____ Provided material
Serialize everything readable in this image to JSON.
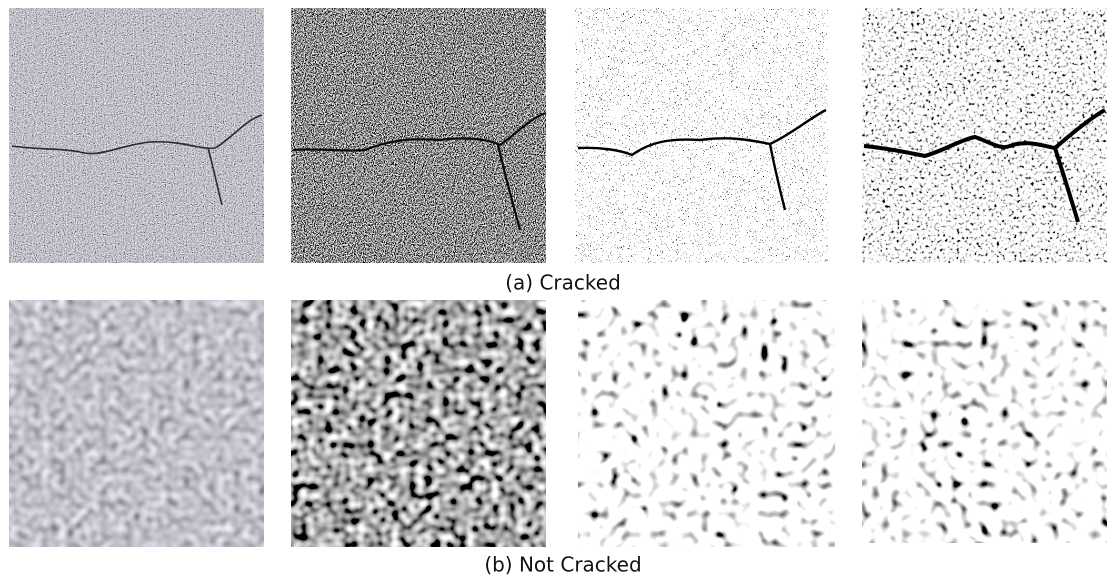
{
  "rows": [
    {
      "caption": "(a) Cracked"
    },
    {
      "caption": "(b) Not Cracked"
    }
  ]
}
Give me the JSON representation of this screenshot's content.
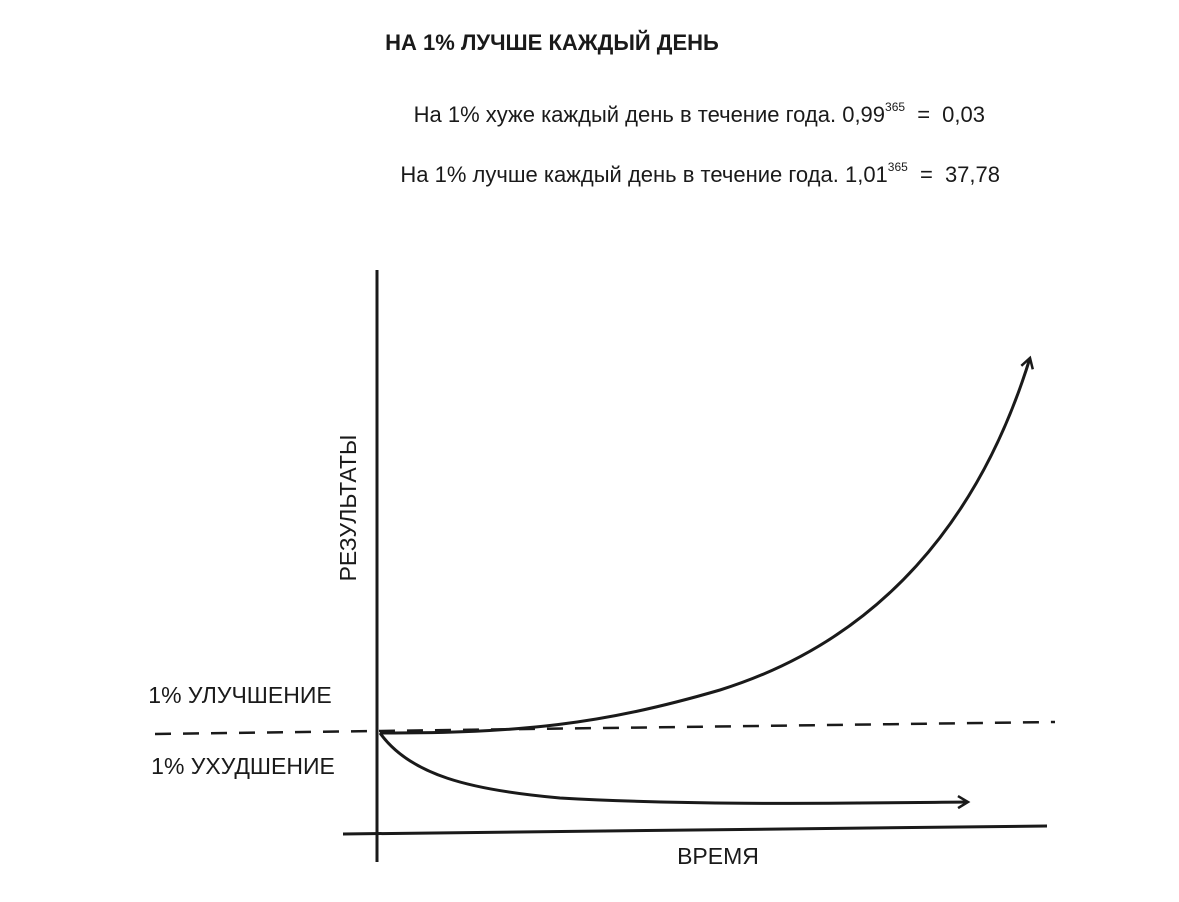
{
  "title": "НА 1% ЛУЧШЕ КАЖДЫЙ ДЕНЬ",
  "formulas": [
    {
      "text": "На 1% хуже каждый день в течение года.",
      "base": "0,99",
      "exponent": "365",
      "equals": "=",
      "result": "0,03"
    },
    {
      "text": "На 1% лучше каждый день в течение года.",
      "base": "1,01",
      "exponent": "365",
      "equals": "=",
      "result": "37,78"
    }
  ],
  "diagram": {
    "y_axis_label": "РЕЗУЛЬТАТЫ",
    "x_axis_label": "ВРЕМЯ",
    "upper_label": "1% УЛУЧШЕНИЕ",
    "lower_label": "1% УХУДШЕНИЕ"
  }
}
________
In your copy of the records, include no pictures; repeat everything else exactly.

In response:
Serialize everything readable in this image to JSON.
{
  "rows": [
    {
      "caption": "(a) Cracked"
    },
    {
      "caption": "(b) Not Cracked"
    }
  ]
}
Give me the JSON representation of this screenshot's content.
{
  "title": "НА 1% ЛУЧШЕ КАЖДЫЙ ДЕНЬ",
  "formulas": [
    {
      "text": "На 1% хуже каждый день в течение года.",
      "base": "0,99",
      "exponent": "365",
      "equals": "=",
      "result": "0,03"
    },
    {
      "text": "На 1% лучше каждый день в течение года.",
      "base": "1,01",
      "exponent": "365",
      "equals": "=",
      "result": "37,78"
    }
  ],
  "diagram": {
    "y_axis_label": "РЕЗУЛЬТАТЫ",
    "x_axis_label": "ВРЕМЯ",
    "upper_label": "1% УЛУЧШЕНИЕ",
    "lower_label": "1% УХУДШЕНИЕ"
  }
}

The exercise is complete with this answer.